= Task objective =
Print all of the data exactly as written.

— Start Records provided —

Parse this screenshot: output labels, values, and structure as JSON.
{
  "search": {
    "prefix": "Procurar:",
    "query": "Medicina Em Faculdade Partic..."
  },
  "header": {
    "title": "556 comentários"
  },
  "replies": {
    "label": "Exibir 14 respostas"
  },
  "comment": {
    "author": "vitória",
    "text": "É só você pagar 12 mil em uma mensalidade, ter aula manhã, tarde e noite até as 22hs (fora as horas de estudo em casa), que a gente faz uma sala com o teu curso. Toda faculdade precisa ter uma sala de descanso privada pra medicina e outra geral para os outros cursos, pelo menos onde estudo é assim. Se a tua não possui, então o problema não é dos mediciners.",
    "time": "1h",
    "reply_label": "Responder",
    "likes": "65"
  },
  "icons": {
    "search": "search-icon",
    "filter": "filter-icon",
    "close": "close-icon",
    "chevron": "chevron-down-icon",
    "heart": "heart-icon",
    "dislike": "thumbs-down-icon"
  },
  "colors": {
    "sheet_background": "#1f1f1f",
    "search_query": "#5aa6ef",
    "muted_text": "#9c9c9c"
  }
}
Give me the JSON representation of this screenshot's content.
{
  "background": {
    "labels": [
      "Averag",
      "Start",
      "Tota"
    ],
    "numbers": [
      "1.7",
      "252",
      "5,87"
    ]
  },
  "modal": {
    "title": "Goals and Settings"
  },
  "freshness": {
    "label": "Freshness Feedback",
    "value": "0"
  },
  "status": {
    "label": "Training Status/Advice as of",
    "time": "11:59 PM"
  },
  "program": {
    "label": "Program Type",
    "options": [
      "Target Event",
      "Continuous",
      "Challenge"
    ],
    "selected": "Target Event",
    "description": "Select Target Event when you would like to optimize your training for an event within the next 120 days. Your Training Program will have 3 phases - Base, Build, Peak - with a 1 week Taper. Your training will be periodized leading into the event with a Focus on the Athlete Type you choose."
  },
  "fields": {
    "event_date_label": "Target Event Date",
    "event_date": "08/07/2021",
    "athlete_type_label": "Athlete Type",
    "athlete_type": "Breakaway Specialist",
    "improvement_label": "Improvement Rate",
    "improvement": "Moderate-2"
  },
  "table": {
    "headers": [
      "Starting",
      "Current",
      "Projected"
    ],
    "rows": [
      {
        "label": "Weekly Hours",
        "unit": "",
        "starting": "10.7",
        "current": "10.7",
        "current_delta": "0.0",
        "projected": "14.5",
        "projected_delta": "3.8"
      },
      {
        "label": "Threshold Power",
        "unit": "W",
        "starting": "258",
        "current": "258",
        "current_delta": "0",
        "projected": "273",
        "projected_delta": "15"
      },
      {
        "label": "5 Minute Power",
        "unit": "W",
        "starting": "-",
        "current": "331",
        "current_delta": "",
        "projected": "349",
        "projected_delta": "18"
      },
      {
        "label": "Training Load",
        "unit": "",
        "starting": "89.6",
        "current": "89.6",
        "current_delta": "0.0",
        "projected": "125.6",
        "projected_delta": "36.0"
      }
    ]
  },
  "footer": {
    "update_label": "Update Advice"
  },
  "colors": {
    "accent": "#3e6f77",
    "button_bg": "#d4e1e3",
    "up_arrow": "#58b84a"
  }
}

— End Records provided —

= Final result =
Parse this screenshot: output labels, values, and structure as JSON.
{
  "search": {
    "prefix": "Procurar:",
    "query": "Medicina Em Faculdade Partic..."
  },
  "header": {
    "title": "556 comentários"
  },
  "replies": {
    "label": "Exibir 14 respostas"
  },
  "comment": {
    "author": "vitória",
    "text": "É só você pagar 12 mil em uma mensalidade, ter aula manhã, tarde e noite até as 22hs (fora as horas de estudo em casa), que a gente faz uma sala com o teu curso. Toda faculdade precisa ter uma sala de descanso privada pra medicina e outra geral para os outros cursos, pelo menos onde estudo é assim. Se a tua não possui, então o problema não é dos mediciners.",
    "time": "1h",
    "reply_label": "Responder",
    "likes": "65"
  },
  "icons": {
    "search": "search-icon",
    "filter": "filter-icon",
    "close": "close-icon",
    "chevron": "chevron-down-icon",
    "heart": "heart-icon",
    "dislike": "thumbs-down-icon"
  },
  "colors": {
    "sheet_background": "#1f1f1f",
    "search_query": "#5aa6ef",
    "muted_text": "#9c9c9c"
  }
}
Give me the JSON representation of this screenshot's content.
{
  "background": {
    "labels": [
      "Averag",
      "Start",
      "Tota"
    ],
    "numbers": [
      "1.7",
      "252",
      "5,87"
    ]
  },
  "modal": {
    "title": "Goals and Settings"
  },
  "freshness": {
    "label": "Freshness Feedback",
    "value": "0"
  },
  "status": {
    "label": "Training Status/Advice as of",
    "time": "11:59 PM"
  },
  "program": {
    "label": "Program Type",
    "options": [
      "Target Event",
      "Continuous",
      "Challenge"
    ],
    "selected": "Target Event",
    "description": "Select Target Event when you would like to optimize your training for an event within the next 120 days. Your Training Program will have 3 phases - Base, Build, Peak - with a 1 week Taper. Your training will be periodized leading into the event with a Focus on the Athlete Type you choose."
  },
  "fields": {
    "event_date_label": "Target Event Date",
    "event_date": "08/07/2021",
    "athlete_type_label": "Athlete Type",
    "athlete_type": "Breakaway Specialist",
    "improvement_label": "Improvement Rate",
    "improvement": "Moderate-2"
  },
  "table": {
    "headers": [
      "Starting",
      "Current",
      "Projected"
    ],
    "rows": [
      {
        "label": "Weekly Hours",
        "unit": "",
        "starting": "10.7",
        "current": "10.7",
        "current_delta": "0.0",
        "projected": "14.5",
        "projected_delta": "3.8"
      },
      {
        "label": "Threshold Power",
        "unit": "W",
        "starting": "258",
        "current": "258",
        "current_delta": "0",
        "projected": "273",
        "projected_delta": "15"
      },
      {
        "label": "5 Minute Power",
        "unit": "W",
        "starting": "-",
        "current": "331",
        "current_delta": "",
        "projected": "349",
        "projected_delta": "18"
      },
      {
        "label": "Training Load",
        "unit": "",
        "starting": "89.6",
        "current": "89.6",
        "current_delta": "0.0",
        "projected": "125.6",
        "projected_delta": "36.0"
      }
    ]
  },
  "footer": {
    "update_label": "Update Advice"
  },
  "colors": {
    "accent": "#3e6f77",
    "button_bg": "#d4e1e3",
    "up_arrow": "#58b84a"
  }
}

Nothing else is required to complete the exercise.